## Exercise aim
Every record below should be printed exactly as given.

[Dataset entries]
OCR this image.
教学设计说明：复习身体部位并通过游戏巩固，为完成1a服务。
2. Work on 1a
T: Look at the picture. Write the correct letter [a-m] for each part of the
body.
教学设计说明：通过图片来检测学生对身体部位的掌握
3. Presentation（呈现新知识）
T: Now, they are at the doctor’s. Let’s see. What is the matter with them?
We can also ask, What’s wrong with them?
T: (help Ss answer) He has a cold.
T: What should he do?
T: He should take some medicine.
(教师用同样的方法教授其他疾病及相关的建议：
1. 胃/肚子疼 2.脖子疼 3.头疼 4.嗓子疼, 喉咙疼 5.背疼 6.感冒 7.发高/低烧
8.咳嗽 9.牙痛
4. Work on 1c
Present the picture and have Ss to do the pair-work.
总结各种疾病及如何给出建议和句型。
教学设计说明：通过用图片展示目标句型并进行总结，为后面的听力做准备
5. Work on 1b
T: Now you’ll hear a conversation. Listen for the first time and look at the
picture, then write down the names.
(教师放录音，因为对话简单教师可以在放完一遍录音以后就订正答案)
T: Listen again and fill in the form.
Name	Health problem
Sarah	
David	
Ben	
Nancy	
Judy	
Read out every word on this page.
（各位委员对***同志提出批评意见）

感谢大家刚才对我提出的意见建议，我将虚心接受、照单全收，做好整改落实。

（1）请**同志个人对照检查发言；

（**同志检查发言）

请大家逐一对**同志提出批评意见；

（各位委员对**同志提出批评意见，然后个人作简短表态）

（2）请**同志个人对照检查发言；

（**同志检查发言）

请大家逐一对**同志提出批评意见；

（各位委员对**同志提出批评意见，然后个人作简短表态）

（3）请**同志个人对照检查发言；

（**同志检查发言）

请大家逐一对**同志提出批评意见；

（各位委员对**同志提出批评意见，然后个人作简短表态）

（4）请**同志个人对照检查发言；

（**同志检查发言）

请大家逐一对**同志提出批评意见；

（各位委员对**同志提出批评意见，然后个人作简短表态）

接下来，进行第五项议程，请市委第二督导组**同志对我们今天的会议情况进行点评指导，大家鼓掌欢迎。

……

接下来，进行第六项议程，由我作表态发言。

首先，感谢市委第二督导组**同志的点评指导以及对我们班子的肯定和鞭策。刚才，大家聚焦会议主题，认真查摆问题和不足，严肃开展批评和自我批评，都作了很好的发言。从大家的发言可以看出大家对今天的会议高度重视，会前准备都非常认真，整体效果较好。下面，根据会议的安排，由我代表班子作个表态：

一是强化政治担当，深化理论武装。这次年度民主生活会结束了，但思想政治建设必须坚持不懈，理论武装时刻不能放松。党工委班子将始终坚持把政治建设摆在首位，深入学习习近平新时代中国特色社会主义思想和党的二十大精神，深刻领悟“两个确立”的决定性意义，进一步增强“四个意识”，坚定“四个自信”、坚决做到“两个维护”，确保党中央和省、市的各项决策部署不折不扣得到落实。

## The result
OCR this image.
教学设计说明：复习身体部位并通过游戏巩固，为完成1a服务。
2. Work on 1a
T: Look at the picture. Write the correct letter [a-m] for each part of the
body.
教学设计说明：通过图片来检测学生对身体部位的掌握
3. Presentation（呈现新知识）
T: Now, they are at the doctor’s. Let’s see. What is the matter with them?
We can also ask, What’s wrong with them?
T: (help Ss answer) He has a cold.
T: What should he do?
T: He should take some medicine.
(教师用同样的方法教授其他疾病及相关的建议：
1. 胃/肚子疼 2.脖子疼 3.头疼 4.嗓子疼, 喉咙疼 5.背疼 6.感冒 7.发高/低烧
8.咳嗽 9.牙痛
4. Work on 1c
Present the picture and have Ss to do the pair-work.
总结各种疾病及如何给出建议和句型。
教学设计说明：通过用图片展示目标句型并进行总结，为后面的听力做准备
5. Work on 1b
T: Now you’ll hear a conversation. Listen for the first time and look at the
picture, then write down the names.
(教师放录音，因为对话简单教师可以在放完一遍录音以后就订正答案)
T: Listen again and fill in the form.
Name	Health problem
Sarah	
David	
Ben	
Nancy	
Judy	
Read out every word on this page.
（各位委员对***同志提出批评意见）

感谢大家刚才对我提出的意见建议，我将虚心接受、照单全收，做好整改落实。

（1）请**同志个人对照检查发言；

（**同志检查发言）

请大家逐一对**同志提出批评意见；

（各位委员对**同志提出批评意见，然后个人作简短表态）

（2）请**同志个人对照检查发言；

（**同志检查发言）

请大家逐一对**同志提出批评意见；

（各位委员对**同志提出批评意见，然后个人作简短表态）

（3）请**同志个人对照检查发言；

（**同志检查发言）

请大家逐一对**同志提出批评意见；

（各位委员对**同志提出批评意见，然后个人作简短表态）

（4）请**同志个人对照检查发言；

（**同志检查发言）

请大家逐一对**同志提出批评意见；

（各位委员对**同志提出批评意见，然后个人作简短表态）

接下来，进行第五项议程，请市委第二督导组**同志对我们今天的会议情况进行点评指导，大家鼓掌欢迎。

……

接下来，进行第六项议程，由我作表态发言。

首先，感谢市委第二督导组**同志的点评指导以及对我们班子的肯定和鞭策。刚才，大家聚焦会议主题，认真查摆问题和不足，严肃开展批评和自我批评，都作了很好的发言。从大家的发言可以看出大家对今天的会议高度重视，会前准备都非常认真，整体效果较好。下面，根据会议的安排，由我代表班子作个表态：

一是强化政治担当，深化理论武装。这次年度民主生活会结束了，但思想政治建设必须坚持不懈，理论武装时刻不能放松。党工委班子将始终坚持把政治建设摆在首位，深入学习习近平新时代中国特色社会主义思想和党的二十大精神，深刻领悟“两个确立”的决定性意义，进一步增强“四个意识”，坚定“四个自信”、坚决做到“两个维护”，确保党中央和省、市的各项决策部署不折不扣得到落实。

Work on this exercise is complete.